[Stored entries]
• • • •
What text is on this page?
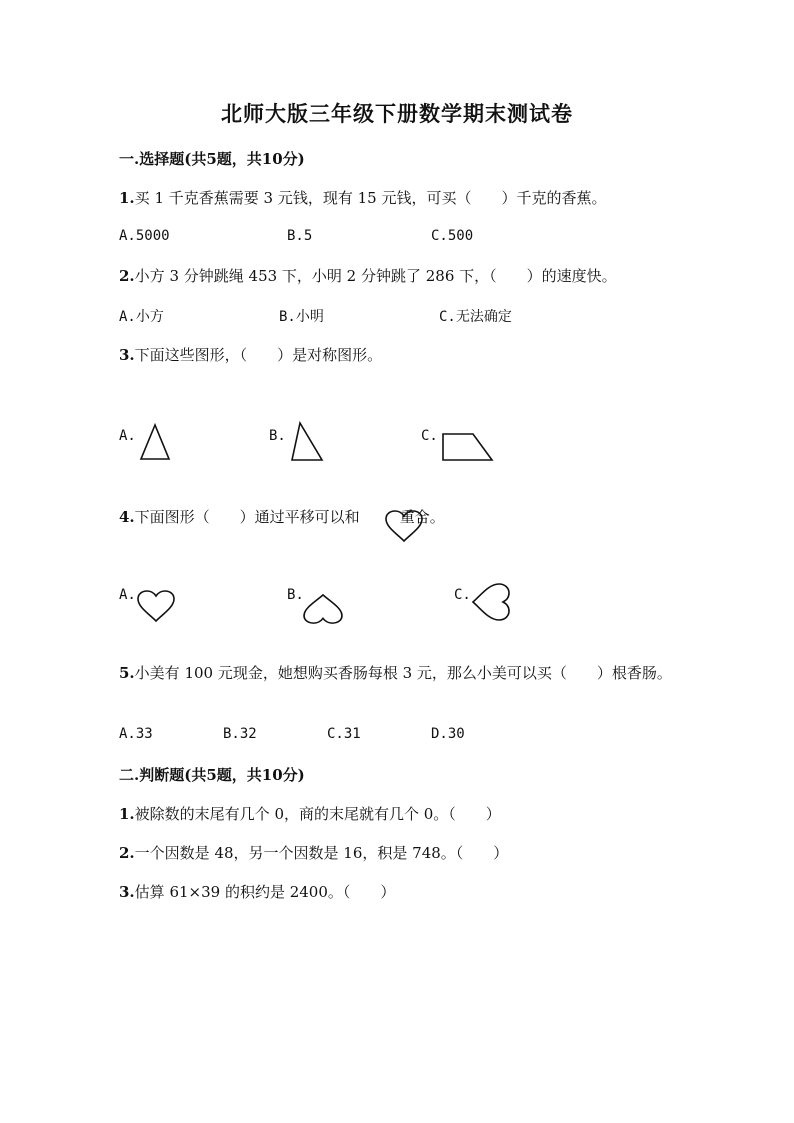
北师大版三年级下册数学期末测试卷
一.选择题(共5题，共10分)
1.买 1 千克香蕉需要 3 元钱，现有 15 元钱，可买（　　）千克的香蕉。
A.5000	B.5	C.500
2.小方 3 分钟跳绳 453 下，小明 2 分钟跳了 286 下，（　　）的速度快。
A.小方	B.小明	C.无法确定
3.下面这些图形，（　　）是对称图形。
A.	B.	C.
4.下面图形（　　）通过平移可以和	重合。
A.	B.	C.
5.小美有 100 元现金，她想购买香肠每根 3 元，那么小美可以买（　　）根香肠。
A.33	B.32	C.31	D.30
二.判断题(共5题，共10分)
1.被除数的末尾有几个 0，商的末尾就有几个 0。（　　）
2.一个因数是 48，另一个因数是 16，积是 748。（　　）
3.估算 61×39 的积约是 2400。（　　）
• • • •
What the task asks
Output every entry word for word, but omit the pictures.

Task output
What text is on this page?
北师大版三年级下册数学期末测试卷
一.选择题(共5题，共10分)
1.买 1 千克香蕉需要 3 元钱，现有 15 元钱，可买（　　）千克的香蕉。
A.5000	B.5	C.500
2.小方 3 分钟跳绳 453 下，小明 2 分钟跳了 286 下，（　　）的速度快。
A.小方	B.小明	C.无法确定
3.下面这些图形，（　　）是对称图形。
A.	B.	C.
4.下面图形（　　）通过平移可以和	重合。
A.	B.	C.
5.小美有 100 元现金，她想购买香肠每根 3 元，那么小美可以买（　　）根香肠。
A.33	B.32	C.31	D.30
二.判断题(共5题，共10分)
1.被除数的末尾有几个 0，商的末尾就有几个 0。（　　）
2.一个因数是 48，另一个因数是 16，积是 748。（　　）
3.估算 61×39 的积约是 2400。（　　）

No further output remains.